*TASK STATEMENT*. Quote the entries that follow exactly, leaving none out.

>> start GIVEN DATA

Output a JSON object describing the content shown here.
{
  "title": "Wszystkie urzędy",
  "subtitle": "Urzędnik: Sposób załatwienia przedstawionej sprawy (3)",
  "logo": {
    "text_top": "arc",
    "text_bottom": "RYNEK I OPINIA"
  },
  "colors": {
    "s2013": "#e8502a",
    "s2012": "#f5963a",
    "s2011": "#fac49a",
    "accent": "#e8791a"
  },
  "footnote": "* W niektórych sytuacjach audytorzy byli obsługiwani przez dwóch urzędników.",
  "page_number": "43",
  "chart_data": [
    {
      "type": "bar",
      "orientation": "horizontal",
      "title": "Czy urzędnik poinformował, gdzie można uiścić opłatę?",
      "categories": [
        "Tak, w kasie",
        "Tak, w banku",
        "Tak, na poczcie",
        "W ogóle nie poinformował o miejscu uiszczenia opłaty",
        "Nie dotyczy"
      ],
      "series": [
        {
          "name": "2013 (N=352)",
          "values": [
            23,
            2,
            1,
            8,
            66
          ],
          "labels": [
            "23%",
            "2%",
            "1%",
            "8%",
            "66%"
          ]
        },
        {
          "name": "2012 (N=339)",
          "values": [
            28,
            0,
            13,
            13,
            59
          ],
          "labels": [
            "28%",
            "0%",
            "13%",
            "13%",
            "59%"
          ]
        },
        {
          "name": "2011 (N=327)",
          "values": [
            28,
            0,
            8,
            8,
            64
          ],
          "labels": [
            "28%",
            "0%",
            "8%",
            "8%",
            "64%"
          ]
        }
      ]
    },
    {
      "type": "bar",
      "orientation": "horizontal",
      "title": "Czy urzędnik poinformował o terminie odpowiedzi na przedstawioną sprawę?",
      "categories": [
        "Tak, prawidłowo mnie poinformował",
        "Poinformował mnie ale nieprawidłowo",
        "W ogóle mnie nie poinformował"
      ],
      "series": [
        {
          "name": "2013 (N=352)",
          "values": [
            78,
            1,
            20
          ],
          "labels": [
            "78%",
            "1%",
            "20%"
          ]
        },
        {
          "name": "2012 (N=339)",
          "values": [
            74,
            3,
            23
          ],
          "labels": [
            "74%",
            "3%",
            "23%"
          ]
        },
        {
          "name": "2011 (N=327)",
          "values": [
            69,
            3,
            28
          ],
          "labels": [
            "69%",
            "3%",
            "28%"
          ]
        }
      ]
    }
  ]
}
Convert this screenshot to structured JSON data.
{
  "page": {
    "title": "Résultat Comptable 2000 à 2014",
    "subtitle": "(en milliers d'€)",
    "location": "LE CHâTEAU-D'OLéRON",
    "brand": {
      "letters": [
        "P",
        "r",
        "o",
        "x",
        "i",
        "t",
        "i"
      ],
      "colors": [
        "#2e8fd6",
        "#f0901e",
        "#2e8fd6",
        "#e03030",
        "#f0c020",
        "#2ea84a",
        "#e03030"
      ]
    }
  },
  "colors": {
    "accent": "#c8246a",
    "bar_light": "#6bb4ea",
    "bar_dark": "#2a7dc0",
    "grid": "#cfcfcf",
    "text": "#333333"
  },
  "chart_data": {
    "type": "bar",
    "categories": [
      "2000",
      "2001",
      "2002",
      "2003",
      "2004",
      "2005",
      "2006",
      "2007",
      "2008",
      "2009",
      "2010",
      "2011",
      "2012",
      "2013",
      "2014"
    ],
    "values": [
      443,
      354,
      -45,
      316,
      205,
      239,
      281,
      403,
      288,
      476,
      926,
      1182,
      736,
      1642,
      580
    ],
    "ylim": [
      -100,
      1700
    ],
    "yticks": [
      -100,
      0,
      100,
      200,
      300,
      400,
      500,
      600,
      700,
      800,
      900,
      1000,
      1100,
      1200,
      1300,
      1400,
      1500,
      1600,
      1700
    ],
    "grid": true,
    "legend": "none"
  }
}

>> end GIVEN DATA

*EXERCISE SOLUTION*.
Output a JSON object describing the content shown here.
{
  "title": "Wszystkie urzędy",
  "subtitle": "Urzędnik: Sposób załatwienia przedstawionej sprawy (3)",
  "logo": {
    "text_top": "arc",
    "text_bottom": "RYNEK I OPINIA"
  },
  "colors": {
    "s2013": "#e8502a",
    "s2012": "#f5963a",
    "s2011": "#fac49a",
    "accent": "#e8791a"
  },
  "footnote": "* W niektórych sytuacjach audytorzy byli obsługiwani przez dwóch urzędników.",
  "page_number": "43",
  "chart_data": [
    {
      "type": "bar",
      "orientation": "horizontal",
      "title": "Czy urzędnik poinformował, gdzie można uiścić opłatę?",
      "categories": [
        "Tak, w kasie",
        "Tak, w banku",
        "Tak, na poczcie",
        "W ogóle nie poinformował o miejscu uiszczenia opłaty",
        "Nie dotyczy"
      ],
      "series": [
        {
          "name": "2013 (N=352)",
          "values": [
            23,
            2,
            1,
            8,
            66
          ],
          "labels": [
            "23%",
            "2%",
            "1%",
            "8%",
            "66%"
          ]
        },
        {
          "name": "2012 (N=339)",
          "values": [
            28,
            0,
            13,
            13,
            59
          ],
          "labels": [
            "28%",
            "0%",
            "13%",
            "13%",
            "59%"
          ]
        },
        {
          "name": "2011 (N=327)",
          "values": [
            28,
            0,
            8,
            8,
            64
          ],
          "labels": [
            "28%",
            "0%",
            "8%",
            "8%",
            "64%"
          ]
        }
      ]
    },
    {
      "type": "bar",
      "orientation": "horizontal",
      "title": "Czy urzędnik poinformował o terminie odpowiedzi na przedstawioną sprawę?",
      "categories": [
        "Tak, prawidłowo mnie poinformował",
        "Poinformował mnie ale nieprawidłowo",
        "W ogóle mnie nie poinformował"
      ],
      "series": [
        {
          "name": "2013 (N=352)",
          "values": [
            78,
            1,
            20
          ],
          "labels": [
            "78%",
            "1%",
            "20%"
          ]
        },
        {
          "name": "2012 (N=339)",
          "values": [
            74,
            3,
            23
          ],
          "labels": [
            "74%",
            "3%",
            "23%"
          ]
        },
        {
          "name": "2011 (N=327)",
          "values": [
            69,
            3,
            28
          ],
          "labels": [
            "69%",
            "3%",
            "28%"
          ]
        }
      ]
    }
  ]
}
Convert this screenshot to structured JSON data.
{
  "page": {
    "title": "Résultat Comptable 2000 à 2014",
    "subtitle": "(en milliers d'€)",
    "location": "LE CHâTEAU-D'OLéRON",
    "brand": {
      "letters": [
        "P",
        "r",
        "o",
        "x",
        "i",
        "t",
        "i"
      ],
      "colors": [
        "#2e8fd6",
        "#f0901e",
        "#2e8fd6",
        "#e03030",
        "#f0c020",
        "#2ea84a",
        "#e03030"
      ]
    }
  },
  "colors": {
    "accent": "#c8246a",
    "bar_light": "#6bb4ea",
    "bar_dark": "#2a7dc0",
    "grid": "#cfcfcf",
    "text": "#333333"
  },
  "chart_data": {
    "type": "bar",
    "categories": [
      "2000",
      "2001",
      "2002",
      "2003",
      "2004",
      "2005",
      "2006",
      "2007",
      "2008",
      "2009",
      "2010",
      "2011",
      "2012",
      "2013",
      "2014"
    ],
    "values": [
      443,
      354,
      -45,
      316,
      205,
      239,
      281,
      403,
      288,
      476,
      926,
      1182,
      736,
      1642,
      580
    ],
    "ylim": [
      -100,
      1700
    ],
    "yticks": [
      -100,
      0,
      100,
      200,
      300,
      400,
      500,
      600,
      700,
      800,
      900,
      1000,
      1100,
      1200,
      1300,
      1400,
      1500,
      1600,
      1700
    ],
    "grid": true,
    "legend": "none"
  }
}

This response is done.